Provided records ::
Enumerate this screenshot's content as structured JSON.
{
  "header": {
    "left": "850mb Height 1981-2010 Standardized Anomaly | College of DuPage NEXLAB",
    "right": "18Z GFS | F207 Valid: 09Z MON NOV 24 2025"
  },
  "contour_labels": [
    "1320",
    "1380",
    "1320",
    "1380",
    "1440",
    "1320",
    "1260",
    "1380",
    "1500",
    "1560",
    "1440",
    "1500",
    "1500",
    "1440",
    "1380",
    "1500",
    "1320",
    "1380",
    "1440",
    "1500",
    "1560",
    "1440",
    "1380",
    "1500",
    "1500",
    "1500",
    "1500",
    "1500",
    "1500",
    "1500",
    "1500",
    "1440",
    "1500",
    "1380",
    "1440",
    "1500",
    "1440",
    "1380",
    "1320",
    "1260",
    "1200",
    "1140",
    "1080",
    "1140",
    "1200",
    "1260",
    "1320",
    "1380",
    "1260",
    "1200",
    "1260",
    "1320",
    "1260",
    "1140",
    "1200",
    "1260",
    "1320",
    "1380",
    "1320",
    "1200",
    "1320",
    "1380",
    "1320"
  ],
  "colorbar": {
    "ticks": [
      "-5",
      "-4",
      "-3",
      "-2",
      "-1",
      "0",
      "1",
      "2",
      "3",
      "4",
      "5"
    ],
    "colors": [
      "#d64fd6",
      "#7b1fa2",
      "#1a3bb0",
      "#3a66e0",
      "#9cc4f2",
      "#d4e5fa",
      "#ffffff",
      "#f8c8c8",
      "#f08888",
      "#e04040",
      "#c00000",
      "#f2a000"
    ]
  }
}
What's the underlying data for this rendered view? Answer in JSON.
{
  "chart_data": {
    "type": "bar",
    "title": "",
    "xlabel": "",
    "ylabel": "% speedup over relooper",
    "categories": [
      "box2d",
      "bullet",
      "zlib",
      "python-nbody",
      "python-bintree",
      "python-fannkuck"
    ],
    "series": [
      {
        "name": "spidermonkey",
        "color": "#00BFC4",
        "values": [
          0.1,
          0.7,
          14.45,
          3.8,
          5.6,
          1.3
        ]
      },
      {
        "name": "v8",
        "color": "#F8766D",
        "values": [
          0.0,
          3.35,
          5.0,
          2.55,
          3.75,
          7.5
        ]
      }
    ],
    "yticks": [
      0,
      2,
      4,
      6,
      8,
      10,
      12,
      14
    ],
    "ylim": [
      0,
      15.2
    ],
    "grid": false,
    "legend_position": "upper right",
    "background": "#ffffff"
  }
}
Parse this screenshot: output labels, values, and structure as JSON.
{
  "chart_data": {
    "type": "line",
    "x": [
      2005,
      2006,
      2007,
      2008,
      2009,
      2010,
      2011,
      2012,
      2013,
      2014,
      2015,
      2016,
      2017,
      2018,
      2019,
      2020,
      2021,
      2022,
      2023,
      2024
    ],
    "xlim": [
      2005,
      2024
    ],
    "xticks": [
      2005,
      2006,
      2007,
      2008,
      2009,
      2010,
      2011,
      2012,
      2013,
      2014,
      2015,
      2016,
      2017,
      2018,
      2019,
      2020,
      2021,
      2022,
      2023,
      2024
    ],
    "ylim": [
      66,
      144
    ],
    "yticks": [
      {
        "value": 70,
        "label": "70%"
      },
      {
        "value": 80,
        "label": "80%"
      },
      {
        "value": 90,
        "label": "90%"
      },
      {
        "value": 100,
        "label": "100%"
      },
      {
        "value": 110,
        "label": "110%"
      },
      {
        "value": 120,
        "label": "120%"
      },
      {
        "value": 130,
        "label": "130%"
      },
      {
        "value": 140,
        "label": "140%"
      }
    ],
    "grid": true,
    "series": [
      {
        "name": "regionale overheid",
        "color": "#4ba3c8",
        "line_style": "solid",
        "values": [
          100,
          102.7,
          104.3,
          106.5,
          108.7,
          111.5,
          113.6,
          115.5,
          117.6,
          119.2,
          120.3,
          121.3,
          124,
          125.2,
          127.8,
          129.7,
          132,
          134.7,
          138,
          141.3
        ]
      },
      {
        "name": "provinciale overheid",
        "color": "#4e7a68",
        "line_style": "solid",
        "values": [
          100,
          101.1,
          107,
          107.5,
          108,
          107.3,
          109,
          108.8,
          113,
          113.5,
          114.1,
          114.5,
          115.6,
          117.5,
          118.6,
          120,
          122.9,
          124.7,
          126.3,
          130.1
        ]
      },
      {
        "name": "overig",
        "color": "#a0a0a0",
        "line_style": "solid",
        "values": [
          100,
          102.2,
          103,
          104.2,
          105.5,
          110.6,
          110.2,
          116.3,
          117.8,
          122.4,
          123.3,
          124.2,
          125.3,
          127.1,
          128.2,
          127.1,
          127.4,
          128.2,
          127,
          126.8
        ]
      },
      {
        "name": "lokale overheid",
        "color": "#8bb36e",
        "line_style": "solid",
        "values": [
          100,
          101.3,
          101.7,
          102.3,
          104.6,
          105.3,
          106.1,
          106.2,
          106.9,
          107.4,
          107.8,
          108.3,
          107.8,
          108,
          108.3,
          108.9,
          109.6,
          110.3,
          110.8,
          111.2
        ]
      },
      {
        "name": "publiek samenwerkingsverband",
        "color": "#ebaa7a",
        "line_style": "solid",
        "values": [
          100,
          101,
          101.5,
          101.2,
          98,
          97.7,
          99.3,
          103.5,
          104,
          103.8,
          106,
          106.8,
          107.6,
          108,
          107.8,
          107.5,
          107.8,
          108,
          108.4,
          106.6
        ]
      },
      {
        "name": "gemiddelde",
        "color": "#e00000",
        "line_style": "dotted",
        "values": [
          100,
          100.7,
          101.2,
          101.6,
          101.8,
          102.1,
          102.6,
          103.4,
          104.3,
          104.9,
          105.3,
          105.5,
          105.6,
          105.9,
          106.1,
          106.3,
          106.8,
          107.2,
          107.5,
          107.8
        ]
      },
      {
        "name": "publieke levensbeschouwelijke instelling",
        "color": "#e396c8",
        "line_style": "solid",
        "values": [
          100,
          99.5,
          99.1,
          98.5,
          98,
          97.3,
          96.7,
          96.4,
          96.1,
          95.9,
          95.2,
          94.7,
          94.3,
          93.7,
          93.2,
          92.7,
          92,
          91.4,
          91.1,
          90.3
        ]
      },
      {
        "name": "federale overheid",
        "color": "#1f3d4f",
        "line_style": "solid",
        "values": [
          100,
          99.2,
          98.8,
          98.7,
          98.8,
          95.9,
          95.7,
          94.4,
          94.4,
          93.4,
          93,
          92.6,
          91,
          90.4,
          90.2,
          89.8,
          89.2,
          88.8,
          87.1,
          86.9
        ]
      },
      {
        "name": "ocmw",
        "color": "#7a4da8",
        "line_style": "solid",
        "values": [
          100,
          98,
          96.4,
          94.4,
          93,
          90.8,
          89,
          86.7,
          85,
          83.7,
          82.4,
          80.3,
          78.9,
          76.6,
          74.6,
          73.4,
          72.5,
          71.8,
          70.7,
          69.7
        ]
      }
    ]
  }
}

Stated goal :: Above is a listing; report how many of its lines include the word "right", giving the number only.

Exercise answer :: 2